### Listed records
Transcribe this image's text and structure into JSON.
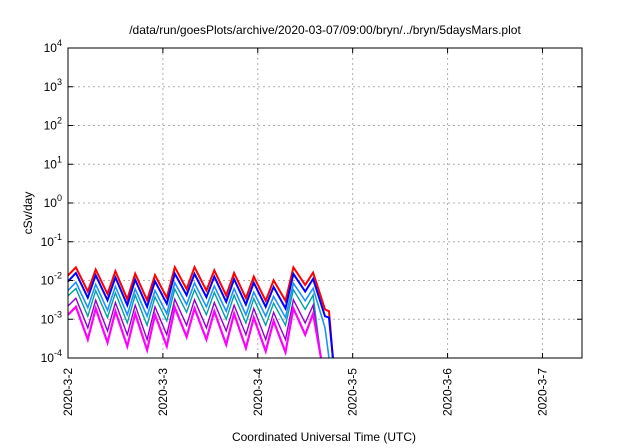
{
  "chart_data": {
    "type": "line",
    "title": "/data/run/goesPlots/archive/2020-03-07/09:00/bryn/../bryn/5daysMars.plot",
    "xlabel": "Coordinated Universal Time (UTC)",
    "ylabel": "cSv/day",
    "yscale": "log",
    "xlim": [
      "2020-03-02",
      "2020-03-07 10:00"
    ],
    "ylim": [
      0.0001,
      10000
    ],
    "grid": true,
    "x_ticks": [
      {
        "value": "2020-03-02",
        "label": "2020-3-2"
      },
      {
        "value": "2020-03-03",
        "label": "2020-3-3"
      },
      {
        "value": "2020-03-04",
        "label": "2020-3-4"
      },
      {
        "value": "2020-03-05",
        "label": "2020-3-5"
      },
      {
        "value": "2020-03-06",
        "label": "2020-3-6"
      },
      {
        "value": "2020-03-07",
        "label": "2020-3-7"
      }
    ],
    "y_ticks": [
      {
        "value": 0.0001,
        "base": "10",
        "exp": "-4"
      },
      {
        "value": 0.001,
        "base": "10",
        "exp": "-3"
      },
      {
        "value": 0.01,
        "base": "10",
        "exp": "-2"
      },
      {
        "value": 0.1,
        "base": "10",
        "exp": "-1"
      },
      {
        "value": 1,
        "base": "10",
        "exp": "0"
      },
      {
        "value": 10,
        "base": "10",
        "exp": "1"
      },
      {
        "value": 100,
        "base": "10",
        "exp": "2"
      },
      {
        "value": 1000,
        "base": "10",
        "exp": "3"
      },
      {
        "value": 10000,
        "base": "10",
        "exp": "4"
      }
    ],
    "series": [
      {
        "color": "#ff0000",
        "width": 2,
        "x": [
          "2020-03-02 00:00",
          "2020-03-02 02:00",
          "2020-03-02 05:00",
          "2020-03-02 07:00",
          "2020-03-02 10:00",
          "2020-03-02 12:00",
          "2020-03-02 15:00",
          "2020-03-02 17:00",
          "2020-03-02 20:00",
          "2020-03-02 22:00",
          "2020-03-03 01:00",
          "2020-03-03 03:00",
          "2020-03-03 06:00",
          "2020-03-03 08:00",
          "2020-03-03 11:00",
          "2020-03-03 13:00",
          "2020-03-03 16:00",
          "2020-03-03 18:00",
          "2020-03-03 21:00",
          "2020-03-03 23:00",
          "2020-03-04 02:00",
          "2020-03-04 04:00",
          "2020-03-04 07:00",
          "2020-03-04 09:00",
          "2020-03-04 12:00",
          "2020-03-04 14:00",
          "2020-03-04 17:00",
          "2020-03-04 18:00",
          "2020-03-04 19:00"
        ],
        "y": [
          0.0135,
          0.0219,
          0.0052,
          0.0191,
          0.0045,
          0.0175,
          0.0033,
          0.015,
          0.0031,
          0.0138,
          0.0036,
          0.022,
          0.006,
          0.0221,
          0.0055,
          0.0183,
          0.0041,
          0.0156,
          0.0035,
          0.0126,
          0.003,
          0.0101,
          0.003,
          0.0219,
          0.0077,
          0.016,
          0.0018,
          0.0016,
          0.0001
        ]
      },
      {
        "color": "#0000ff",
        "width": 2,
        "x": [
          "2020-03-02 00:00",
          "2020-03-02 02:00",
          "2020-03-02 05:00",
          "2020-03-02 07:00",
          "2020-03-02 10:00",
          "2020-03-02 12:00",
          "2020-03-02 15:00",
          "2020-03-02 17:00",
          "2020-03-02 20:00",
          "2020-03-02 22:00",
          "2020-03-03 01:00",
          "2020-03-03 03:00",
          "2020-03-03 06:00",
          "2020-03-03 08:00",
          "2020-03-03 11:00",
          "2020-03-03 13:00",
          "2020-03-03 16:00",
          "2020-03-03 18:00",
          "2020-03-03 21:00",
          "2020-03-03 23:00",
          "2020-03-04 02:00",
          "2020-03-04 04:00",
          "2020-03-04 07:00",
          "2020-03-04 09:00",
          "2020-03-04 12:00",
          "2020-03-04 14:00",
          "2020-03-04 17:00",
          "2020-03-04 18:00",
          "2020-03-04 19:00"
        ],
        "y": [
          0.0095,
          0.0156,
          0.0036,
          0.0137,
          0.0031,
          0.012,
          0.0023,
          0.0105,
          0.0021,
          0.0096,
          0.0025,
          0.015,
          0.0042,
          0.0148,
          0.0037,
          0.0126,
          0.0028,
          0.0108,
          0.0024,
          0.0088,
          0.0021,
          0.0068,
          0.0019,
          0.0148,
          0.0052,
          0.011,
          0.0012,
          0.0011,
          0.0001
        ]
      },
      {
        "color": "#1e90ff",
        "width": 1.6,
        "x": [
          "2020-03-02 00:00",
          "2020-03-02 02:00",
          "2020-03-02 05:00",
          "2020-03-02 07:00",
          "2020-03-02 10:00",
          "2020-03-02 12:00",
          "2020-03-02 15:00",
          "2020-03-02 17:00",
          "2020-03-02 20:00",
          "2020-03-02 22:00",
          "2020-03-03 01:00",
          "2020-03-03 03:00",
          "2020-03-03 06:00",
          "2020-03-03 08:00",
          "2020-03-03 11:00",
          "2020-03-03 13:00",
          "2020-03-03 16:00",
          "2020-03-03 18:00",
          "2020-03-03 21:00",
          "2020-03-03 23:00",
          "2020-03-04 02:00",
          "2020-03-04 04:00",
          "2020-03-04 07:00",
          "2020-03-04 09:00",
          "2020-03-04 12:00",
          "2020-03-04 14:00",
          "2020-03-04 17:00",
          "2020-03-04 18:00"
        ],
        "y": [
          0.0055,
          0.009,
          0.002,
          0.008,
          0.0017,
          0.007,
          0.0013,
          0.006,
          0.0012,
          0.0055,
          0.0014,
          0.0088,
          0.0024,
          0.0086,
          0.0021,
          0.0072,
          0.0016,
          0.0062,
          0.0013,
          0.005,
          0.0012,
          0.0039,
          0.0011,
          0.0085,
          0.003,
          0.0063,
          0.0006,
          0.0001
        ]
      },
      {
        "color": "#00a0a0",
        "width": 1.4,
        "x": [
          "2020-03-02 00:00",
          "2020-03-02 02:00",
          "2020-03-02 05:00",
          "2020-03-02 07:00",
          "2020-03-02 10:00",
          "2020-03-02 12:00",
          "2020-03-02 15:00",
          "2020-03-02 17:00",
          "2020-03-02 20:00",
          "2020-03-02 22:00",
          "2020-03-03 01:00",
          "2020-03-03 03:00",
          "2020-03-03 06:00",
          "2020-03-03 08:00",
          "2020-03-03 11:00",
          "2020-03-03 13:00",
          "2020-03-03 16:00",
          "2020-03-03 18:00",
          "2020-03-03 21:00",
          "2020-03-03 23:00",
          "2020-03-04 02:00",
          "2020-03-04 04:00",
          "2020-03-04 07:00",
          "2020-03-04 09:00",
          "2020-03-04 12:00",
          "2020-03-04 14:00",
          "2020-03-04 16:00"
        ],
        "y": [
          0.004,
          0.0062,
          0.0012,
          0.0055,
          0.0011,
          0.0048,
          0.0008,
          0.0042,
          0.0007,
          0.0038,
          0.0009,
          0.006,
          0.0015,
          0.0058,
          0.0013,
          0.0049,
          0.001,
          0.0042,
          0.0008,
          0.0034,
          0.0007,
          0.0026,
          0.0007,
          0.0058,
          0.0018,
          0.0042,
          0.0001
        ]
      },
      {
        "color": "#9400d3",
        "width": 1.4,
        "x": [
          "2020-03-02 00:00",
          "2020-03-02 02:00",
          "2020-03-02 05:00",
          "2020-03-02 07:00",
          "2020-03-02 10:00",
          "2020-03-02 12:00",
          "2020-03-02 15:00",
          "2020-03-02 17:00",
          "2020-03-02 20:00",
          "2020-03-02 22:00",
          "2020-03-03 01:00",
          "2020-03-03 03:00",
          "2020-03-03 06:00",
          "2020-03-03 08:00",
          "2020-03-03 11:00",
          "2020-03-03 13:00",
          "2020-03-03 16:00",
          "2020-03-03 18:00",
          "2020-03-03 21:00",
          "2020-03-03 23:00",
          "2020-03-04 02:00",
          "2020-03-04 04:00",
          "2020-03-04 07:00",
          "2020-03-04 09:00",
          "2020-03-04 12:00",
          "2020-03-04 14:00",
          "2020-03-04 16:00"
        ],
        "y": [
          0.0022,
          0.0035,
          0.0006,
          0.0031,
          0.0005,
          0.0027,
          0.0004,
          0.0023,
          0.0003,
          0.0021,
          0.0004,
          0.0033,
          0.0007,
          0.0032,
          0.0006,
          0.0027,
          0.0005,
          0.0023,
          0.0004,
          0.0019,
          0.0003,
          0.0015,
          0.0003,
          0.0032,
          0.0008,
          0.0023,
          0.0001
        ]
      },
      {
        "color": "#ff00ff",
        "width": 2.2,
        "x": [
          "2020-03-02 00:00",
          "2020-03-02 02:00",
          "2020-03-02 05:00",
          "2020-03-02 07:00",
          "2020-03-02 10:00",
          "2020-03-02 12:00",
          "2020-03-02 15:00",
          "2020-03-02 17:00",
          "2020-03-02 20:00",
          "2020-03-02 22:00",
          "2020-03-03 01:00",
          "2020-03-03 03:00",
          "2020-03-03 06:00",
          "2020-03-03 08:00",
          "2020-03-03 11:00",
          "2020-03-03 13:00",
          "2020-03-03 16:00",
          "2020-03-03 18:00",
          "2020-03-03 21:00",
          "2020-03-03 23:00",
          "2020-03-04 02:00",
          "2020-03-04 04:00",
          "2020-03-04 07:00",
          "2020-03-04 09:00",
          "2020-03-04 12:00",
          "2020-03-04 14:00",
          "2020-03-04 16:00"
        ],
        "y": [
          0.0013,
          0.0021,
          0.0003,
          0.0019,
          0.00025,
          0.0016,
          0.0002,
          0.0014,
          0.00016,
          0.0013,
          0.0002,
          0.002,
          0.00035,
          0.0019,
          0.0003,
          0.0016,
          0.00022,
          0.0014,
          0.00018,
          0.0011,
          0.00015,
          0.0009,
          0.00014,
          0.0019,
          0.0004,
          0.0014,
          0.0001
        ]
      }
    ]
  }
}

### Set exercise
Filter out all lines lacking the word "color" and copy the rest.

### Result
        "color": "#ff0000",
        "color": "#0000ff",
        "color": "#1e90ff",
        "color": "#00a0a0",
        "color": "#9400d3",
        "color": "#ff00ff",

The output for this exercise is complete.